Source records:
>>

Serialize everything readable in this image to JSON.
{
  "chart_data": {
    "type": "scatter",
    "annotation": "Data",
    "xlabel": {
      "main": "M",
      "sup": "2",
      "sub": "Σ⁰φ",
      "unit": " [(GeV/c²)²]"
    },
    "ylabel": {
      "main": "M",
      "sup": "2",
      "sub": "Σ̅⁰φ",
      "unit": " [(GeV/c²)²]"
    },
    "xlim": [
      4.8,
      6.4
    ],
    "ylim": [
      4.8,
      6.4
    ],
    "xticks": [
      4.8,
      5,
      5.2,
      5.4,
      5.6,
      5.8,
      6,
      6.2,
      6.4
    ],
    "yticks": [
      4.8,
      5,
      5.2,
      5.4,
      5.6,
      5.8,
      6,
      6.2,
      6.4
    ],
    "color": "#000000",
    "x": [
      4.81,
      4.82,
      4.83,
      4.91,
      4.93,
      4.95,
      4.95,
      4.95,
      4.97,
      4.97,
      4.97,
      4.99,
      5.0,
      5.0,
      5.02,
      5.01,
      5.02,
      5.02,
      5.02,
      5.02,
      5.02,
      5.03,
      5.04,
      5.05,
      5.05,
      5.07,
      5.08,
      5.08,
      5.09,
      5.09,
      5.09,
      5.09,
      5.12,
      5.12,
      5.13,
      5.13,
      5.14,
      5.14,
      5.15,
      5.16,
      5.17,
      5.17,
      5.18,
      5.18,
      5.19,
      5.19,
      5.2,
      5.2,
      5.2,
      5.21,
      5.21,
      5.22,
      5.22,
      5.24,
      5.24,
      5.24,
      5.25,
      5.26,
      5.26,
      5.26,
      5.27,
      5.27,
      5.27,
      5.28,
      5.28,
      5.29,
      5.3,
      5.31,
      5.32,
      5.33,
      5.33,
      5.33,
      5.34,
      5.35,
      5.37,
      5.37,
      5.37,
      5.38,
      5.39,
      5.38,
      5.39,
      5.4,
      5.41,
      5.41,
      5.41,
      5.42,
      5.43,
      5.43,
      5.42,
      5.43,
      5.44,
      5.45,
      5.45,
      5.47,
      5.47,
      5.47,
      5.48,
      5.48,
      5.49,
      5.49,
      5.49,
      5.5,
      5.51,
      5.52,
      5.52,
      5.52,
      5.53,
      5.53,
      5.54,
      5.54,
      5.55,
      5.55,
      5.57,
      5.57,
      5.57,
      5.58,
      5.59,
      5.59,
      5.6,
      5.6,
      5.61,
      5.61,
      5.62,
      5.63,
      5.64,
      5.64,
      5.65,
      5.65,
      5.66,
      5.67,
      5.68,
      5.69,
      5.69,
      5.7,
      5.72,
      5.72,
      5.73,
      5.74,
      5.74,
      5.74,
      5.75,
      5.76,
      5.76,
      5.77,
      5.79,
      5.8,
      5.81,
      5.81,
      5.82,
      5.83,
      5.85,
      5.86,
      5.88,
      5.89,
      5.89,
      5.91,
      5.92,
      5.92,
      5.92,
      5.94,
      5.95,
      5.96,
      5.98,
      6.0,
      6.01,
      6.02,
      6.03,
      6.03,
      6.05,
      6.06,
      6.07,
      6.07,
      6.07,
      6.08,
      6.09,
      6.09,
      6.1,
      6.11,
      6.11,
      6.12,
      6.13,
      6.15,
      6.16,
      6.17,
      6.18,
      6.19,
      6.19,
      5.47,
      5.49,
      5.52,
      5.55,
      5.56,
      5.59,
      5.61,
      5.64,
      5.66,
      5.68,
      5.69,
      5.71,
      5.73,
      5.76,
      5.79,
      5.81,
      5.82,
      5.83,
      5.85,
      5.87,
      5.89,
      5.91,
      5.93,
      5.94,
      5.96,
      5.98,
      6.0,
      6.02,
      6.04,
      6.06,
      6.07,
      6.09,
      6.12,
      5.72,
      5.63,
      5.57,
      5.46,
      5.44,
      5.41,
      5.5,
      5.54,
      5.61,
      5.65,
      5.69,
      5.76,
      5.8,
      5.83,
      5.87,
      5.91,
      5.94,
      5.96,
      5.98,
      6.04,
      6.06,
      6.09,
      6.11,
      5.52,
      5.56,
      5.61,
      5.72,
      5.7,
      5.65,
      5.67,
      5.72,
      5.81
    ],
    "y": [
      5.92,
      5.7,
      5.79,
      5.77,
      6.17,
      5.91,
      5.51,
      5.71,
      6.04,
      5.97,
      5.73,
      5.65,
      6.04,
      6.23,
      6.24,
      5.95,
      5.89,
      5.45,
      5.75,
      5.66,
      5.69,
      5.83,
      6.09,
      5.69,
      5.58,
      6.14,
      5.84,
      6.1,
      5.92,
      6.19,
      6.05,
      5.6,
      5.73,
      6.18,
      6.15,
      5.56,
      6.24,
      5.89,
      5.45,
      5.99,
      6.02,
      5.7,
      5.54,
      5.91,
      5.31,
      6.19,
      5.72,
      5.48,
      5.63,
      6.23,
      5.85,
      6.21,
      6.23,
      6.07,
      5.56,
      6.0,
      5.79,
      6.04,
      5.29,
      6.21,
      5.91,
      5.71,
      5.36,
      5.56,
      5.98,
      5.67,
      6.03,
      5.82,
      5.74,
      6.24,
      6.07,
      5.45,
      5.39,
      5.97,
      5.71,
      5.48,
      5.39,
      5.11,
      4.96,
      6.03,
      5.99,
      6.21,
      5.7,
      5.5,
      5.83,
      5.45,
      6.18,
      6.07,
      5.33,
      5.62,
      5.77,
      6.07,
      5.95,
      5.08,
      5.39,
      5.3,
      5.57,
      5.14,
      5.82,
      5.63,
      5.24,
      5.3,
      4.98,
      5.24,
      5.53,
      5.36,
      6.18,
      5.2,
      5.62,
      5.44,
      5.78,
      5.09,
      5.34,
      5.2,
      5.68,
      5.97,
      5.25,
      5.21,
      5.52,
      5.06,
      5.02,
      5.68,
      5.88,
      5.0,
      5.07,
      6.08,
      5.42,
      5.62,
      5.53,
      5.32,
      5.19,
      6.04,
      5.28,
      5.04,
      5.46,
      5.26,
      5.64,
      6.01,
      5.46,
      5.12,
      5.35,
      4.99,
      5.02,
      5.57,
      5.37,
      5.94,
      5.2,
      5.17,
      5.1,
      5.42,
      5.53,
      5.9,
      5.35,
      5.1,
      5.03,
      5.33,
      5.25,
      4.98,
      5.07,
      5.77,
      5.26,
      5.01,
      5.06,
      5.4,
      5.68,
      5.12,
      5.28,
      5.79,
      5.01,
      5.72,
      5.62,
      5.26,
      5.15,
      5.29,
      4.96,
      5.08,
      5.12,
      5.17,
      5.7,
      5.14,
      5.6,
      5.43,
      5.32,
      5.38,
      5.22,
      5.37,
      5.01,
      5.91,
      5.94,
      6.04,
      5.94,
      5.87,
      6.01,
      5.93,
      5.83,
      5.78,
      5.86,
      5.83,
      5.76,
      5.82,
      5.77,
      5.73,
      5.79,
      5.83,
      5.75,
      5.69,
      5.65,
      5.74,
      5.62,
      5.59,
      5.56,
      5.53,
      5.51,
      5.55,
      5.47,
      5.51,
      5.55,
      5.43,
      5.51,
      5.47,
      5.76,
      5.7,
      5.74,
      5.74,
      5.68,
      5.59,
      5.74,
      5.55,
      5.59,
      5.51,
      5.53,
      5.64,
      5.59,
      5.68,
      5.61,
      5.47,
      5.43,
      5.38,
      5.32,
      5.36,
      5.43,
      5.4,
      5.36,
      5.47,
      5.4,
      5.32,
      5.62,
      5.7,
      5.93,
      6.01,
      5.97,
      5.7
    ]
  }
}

<<

§ **What is being asked**
Write out the entries in full, exactly as given.

§ **Reply**
Serialize everything readable in this image to JSON.
{
  "chart_data": {
    "type": "scatter",
    "annotation": "Data",
    "xlabel": {
      "main": "M",
      "sup": "2",
      "sub": "Σ⁰φ",
      "unit": " [(GeV/c²)²]"
    },
    "ylabel": {
      "main": "M",
      "sup": "2",
      "sub": "Σ̅⁰φ",
      "unit": " [(GeV/c²)²]"
    },
    "xlim": [
      4.8,
      6.4
    ],
    "ylim": [
      4.8,
      6.4
    ],
    "xticks": [
      4.8,
      5,
      5.2,
      5.4,
      5.6,
      5.8,
      6,
      6.2,
      6.4
    ],
    "yticks": [
      4.8,
      5,
      5.2,
      5.4,
      5.6,
      5.8,
      6,
      6.2,
      6.4
    ],
    "color": "#000000",
    "x": [
      4.81,
      4.82,
      4.83,
      4.91,
      4.93,
      4.95,
      4.95,
      4.95,
      4.97,
      4.97,
      4.97,
      4.99,
      5.0,
      5.0,
      5.02,
      5.01,
      5.02,
      5.02,
      5.02,
      5.02,
      5.02,
      5.03,
      5.04,
      5.05,
      5.05,
      5.07,
      5.08,
      5.08,
      5.09,
      5.09,
      5.09,
      5.09,
      5.12,
      5.12,
      5.13,
      5.13,
      5.14,
      5.14,
      5.15,
      5.16,
      5.17,
      5.17,
      5.18,
      5.18,
      5.19,
      5.19,
      5.2,
      5.2,
      5.2,
      5.21,
      5.21,
      5.22,
      5.22,
      5.24,
      5.24,
      5.24,
      5.25,
      5.26,
      5.26,
      5.26,
      5.27,
      5.27,
      5.27,
      5.28,
      5.28,
      5.29,
      5.3,
      5.31,
      5.32,
      5.33,
      5.33,
      5.33,
      5.34,
      5.35,
      5.37,
      5.37,
      5.37,
      5.38,
      5.39,
      5.38,
      5.39,
      5.4,
      5.41,
      5.41,
      5.41,
      5.42,
      5.43,
      5.43,
      5.42,
      5.43,
      5.44,
      5.45,
      5.45,
      5.47,
      5.47,
      5.47,
      5.48,
      5.48,
      5.49,
      5.49,
      5.49,
      5.5,
      5.51,
      5.52,
      5.52,
      5.52,
      5.53,
      5.53,
      5.54,
      5.54,
      5.55,
      5.55,
      5.57,
      5.57,
      5.57,
      5.58,
      5.59,
      5.59,
      5.6,
      5.6,
      5.61,
      5.61,
      5.62,
      5.63,
      5.64,
      5.64,
      5.65,
      5.65,
      5.66,
      5.67,
      5.68,
      5.69,
      5.69,
      5.7,
      5.72,
      5.72,
      5.73,
      5.74,
      5.74,
      5.74,
      5.75,
      5.76,
      5.76,
      5.77,
      5.79,
      5.8,
      5.81,
      5.81,
      5.82,
      5.83,
      5.85,
      5.86,
      5.88,
      5.89,
      5.89,
      5.91,
      5.92,
      5.92,
      5.92,
      5.94,
      5.95,
      5.96,
      5.98,
      6.0,
      6.01,
      6.02,
      6.03,
      6.03,
      6.05,
      6.06,
      6.07,
      6.07,
      6.07,
      6.08,
      6.09,
      6.09,
      6.1,
      6.11,
      6.11,
      6.12,
      6.13,
      6.15,
      6.16,
      6.17,
      6.18,
      6.19,
      6.19,
      5.47,
      5.49,
      5.52,
      5.55,
      5.56,
      5.59,
      5.61,
      5.64,
      5.66,
      5.68,
      5.69,
      5.71,
      5.73,
      5.76,
      5.79,
      5.81,
      5.82,
      5.83,
      5.85,
      5.87,
      5.89,
      5.91,
      5.93,
      5.94,
      5.96,
      5.98,
      6.0,
      6.02,
      6.04,
      6.06,
      6.07,
      6.09,
      6.12,
      5.72,
      5.63,
      5.57,
      5.46,
      5.44,
      5.41,
      5.5,
      5.54,
      5.61,
      5.65,
      5.69,
      5.76,
      5.8,
      5.83,
      5.87,
      5.91,
      5.94,
      5.96,
      5.98,
      6.04,
      6.06,
      6.09,
      6.11,
      5.52,
      5.56,
      5.61,
      5.72,
      5.7,
      5.65,
      5.67,
      5.72,
      5.81
    ],
    "y": [
      5.92,
      5.7,
      5.79,
      5.77,
      6.17,
      5.91,
      5.51,
      5.71,
      6.04,
      5.97,
      5.73,
      5.65,
      6.04,
      6.23,
      6.24,
      5.95,
      5.89,
      5.45,
      5.75,
      5.66,
      5.69,
      5.83,
      6.09,
      5.69,
      5.58,
      6.14,
      5.84,
      6.1,
      5.92,
      6.19,
      6.05,
      5.6,
      5.73,
      6.18,
      6.15,
      5.56,
      6.24,
      5.89,
      5.45,
      5.99,
      6.02,
      5.7,
      5.54,
      5.91,
      5.31,
      6.19,
      5.72,
      5.48,
      5.63,
      6.23,
      5.85,
      6.21,
      6.23,
      6.07,
      5.56,
      6.0,
      5.79,
      6.04,
      5.29,
      6.21,
      5.91,
      5.71,
      5.36,
      5.56,
      5.98,
      5.67,
      6.03,
      5.82,
      5.74,
      6.24,
      6.07,
      5.45,
      5.39,
      5.97,
      5.71,
      5.48,
      5.39,
      5.11,
      4.96,
      6.03,
      5.99,
      6.21,
      5.7,
      5.5,
      5.83,
      5.45,
      6.18,
      6.07,
      5.33,
      5.62,
      5.77,
      6.07,
      5.95,
      5.08,
      5.39,
      5.3,
      5.57,
      5.14,
      5.82,
      5.63,
      5.24,
      5.3,
      4.98,
      5.24,
      5.53,
      5.36,
      6.18,
      5.2,
      5.62,
      5.44,
      5.78,
      5.09,
      5.34,
      5.2,
      5.68,
      5.97,
      5.25,
      5.21,
      5.52,
      5.06,
      5.02,
      5.68,
      5.88,
      5.0,
      5.07,
      6.08,
      5.42,
      5.62,
      5.53,
      5.32,
      5.19,
      6.04,
      5.28,
      5.04,
      5.46,
      5.26,
      5.64,
      6.01,
      5.46,
      5.12,
      5.35,
      4.99,
      5.02,
      5.57,
      5.37,
      5.94,
      5.2,
      5.17,
      5.1,
      5.42,
      5.53,
      5.9,
      5.35,
      5.1,
      5.03,
      5.33,
      5.25,
      4.98,
      5.07,
      5.77,
      5.26,
      5.01,
      5.06,
      5.4,
      5.68,
      5.12,
      5.28,
      5.79,
      5.01,
      5.72,
      5.62,
      5.26,
      5.15,
      5.29,
      4.96,
      5.08,
      5.12,
      5.17,
      5.7,
      5.14,
      5.6,
      5.43,
      5.32,
      5.38,
      5.22,
      5.37,
      5.01,
      5.91,
      5.94,
      6.04,
      5.94,
      5.87,
      6.01,
      5.93,
      5.83,
      5.78,
      5.86,
      5.83,
      5.76,
      5.82,
      5.77,
      5.73,
      5.79,
      5.83,
      5.75,
      5.69,
      5.65,
      5.74,
      5.62,
      5.59,
      5.56,
      5.53,
      5.51,
      5.55,
      5.47,
      5.51,
      5.55,
      5.43,
      5.51,
      5.47,
      5.76,
      5.7,
      5.74,
      5.74,
      5.68,
      5.59,
      5.74,
      5.55,
      5.59,
      5.51,
      5.53,
      5.64,
      5.59,
      5.68,
      5.61,
      5.47,
      5.43,
      5.38,
      5.32,
      5.36,
      5.43,
      5.4,
      5.36,
      5.47,
      5.4,
      5.32,
      5.62,
      5.7,
      5.93,
      6.01,
      5.97,
      5.7
    ]
  }
}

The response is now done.